## What is expected
Give the listing again in full, exactly as written.

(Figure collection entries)

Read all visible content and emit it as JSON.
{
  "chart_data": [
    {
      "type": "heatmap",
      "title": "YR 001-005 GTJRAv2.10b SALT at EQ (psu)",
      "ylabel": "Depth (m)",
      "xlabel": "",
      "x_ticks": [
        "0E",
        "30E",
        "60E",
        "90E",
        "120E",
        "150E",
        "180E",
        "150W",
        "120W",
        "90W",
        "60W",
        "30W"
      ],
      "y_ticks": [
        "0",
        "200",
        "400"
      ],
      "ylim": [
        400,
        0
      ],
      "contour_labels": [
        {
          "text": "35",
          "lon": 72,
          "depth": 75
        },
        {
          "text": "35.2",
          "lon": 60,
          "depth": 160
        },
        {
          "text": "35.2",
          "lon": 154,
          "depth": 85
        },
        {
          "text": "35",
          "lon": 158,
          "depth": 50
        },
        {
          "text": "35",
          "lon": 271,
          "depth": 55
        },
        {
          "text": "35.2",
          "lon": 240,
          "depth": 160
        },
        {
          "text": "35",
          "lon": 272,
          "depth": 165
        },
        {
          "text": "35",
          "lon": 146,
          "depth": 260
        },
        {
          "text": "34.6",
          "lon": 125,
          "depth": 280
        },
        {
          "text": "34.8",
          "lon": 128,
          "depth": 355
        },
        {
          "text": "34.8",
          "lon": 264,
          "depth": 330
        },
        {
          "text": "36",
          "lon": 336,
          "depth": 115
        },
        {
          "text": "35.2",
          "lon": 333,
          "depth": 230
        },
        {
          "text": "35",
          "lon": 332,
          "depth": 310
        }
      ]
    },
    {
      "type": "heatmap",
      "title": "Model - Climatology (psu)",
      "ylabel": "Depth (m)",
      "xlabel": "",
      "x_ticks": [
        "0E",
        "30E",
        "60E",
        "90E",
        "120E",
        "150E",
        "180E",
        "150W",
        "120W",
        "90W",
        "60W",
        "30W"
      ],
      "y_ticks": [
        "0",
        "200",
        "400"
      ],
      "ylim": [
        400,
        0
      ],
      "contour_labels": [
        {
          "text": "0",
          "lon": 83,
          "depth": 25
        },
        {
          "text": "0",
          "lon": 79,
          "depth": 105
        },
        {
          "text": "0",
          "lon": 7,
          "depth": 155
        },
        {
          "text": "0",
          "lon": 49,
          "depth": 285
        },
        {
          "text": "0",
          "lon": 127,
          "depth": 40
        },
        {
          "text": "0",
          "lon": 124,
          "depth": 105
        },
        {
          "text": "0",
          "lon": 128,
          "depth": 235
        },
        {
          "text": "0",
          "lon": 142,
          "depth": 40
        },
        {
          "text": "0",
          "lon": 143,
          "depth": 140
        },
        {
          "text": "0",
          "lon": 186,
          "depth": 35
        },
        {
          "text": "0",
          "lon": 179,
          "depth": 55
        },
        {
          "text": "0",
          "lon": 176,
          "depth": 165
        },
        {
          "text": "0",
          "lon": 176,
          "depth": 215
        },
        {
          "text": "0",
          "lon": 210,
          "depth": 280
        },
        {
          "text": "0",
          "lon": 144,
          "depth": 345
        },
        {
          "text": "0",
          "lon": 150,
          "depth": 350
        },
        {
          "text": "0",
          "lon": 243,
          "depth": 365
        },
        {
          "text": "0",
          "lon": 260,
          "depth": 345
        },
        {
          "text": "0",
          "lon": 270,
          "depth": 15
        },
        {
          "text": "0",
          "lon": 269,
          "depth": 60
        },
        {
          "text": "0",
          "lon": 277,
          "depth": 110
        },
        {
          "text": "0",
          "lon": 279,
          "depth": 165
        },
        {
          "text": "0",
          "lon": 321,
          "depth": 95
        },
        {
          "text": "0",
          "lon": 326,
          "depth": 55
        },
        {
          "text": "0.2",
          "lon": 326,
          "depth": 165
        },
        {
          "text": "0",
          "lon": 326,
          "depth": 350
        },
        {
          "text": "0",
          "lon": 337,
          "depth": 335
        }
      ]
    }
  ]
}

## Complete response
Read all visible content and emit it as JSON.
{
  "chart_data": [
    {
      "type": "heatmap",
      "title": "YR 001-005 GTJRAv2.10b SALT at EQ (psu)",
      "ylabel": "Depth (m)",
      "xlabel": "",
      "x_ticks": [
        "0E",
        "30E",
        "60E",
        "90E",
        "120E",
        "150E",
        "180E",
        "150W",
        "120W",
        "90W",
        "60W",
        "30W"
      ],
      "y_ticks": [
        "0",
        "200",
        "400"
      ],
      "ylim": [
        400,
        0
      ],
      "contour_labels": [
        {
          "text": "35",
          "lon": 72,
          "depth": 75
        },
        {
          "text": "35.2",
          "lon": 60,
          "depth": 160
        },
        {
          "text": "35.2",
          "lon": 154,
          "depth": 85
        },
        {
          "text": "35",
          "lon": 158,
          "depth": 50
        },
        {
          "text": "35",
          "lon": 271,
          "depth": 55
        },
        {
          "text": "35.2",
          "lon": 240,
          "depth": 160
        },
        {
          "text": "35",
          "lon": 272,
          "depth": 165
        },
        {
          "text": "35",
          "lon": 146,
          "depth": 260
        },
        {
          "text": "34.6",
          "lon": 125,
          "depth": 280
        },
        {
          "text": "34.8",
          "lon": 128,
          "depth": 355
        },
        {
          "text": "34.8",
          "lon": 264,
          "depth": 330
        },
        {
          "text": "36",
          "lon": 336,
          "depth": 115
        },
        {
          "text": "35.2",
          "lon": 333,
          "depth": 230
        },
        {
          "text": "35",
          "lon": 332,
          "depth": 310
        }
      ]
    },
    {
      "type": "heatmap",
      "title": "Model - Climatology (psu)",
      "ylabel": "Depth (m)",
      "xlabel": "",
      "x_ticks": [
        "0E",
        "30E",
        "60E",
        "90E",
        "120E",
        "150E",
        "180E",
        "150W",
        "120W",
        "90W",
        "60W",
        "30W"
      ],
      "y_ticks": [
        "0",
        "200",
        "400"
      ],
      "ylim": [
        400,
        0
      ],
      "contour_labels": [
        {
          "text": "0",
          "lon": 83,
          "depth": 25
        },
        {
          "text": "0",
          "lon": 79,
          "depth": 105
        },
        {
          "text": "0",
          "lon": 7,
          "depth": 155
        },
        {
          "text": "0",
          "lon": 49,
          "depth": 285
        },
        {
          "text": "0",
          "lon": 127,
          "depth": 40
        },
        {
          "text": "0",
          "lon": 124,
          "depth": 105
        },
        {
          "text": "0",
          "lon": 128,
          "depth": 235
        },
        {
          "text": "0",
          "lon": 142,
          "depth": 40
        },
        {
          "text": "0",
          "lon": 143,
          "depth": 140
        },
        {
          "text": "0",
          "lon": 186,
          "depth": 35
        },
        {
          "text": "0",
          "lon": 179,
          "depth": 55
        },
        {
          "text": "0",
          "lon": 176,
          "depth": 165
        },
        {
          "text": "0",
          "lon": 176,
          "depth": 215
        },
        {
          "text": "0",
          "lon": 210,
          "depth": 280
        },
        {
          "text": "0",
          "lon": 144,
          "depth": 345
        },
        {
          "text": "0",
          "lon": 150,
          "depth": 350
        },
        {
          "text": "0",
          "lon": 243,
          "depth": 365
        },
        {
          "text": "0",
          "lon": 260,
          "depth": 345
        },
        {
          "text": "0",
          "lon": 270,
          "depth": 15
        },
        {
          "text": "0",
          "lon": 269,
          "depth": 60
        },
        {
          "text": "0",
          "lon": 277,
          "depth": 110
        },
        {
          "text": "0",
          "lon": 279,
          "depth": 165
        },
        {
          "text": "0",
          "lon": 321,
          "depth": 95
        },
        {
          "text": "0",
          "lon": 326,
          "depth": 55
        },
        {
          "text": "0.2",
          "lon": 326,
          "depth": 165
        },
        {
          "text": "0",
          "lon": 326,
          "depth": 350
        },
        {
          "text": "0",
          "lon": 337,
          "depth": 335
        }
      ]
    }
  ]
}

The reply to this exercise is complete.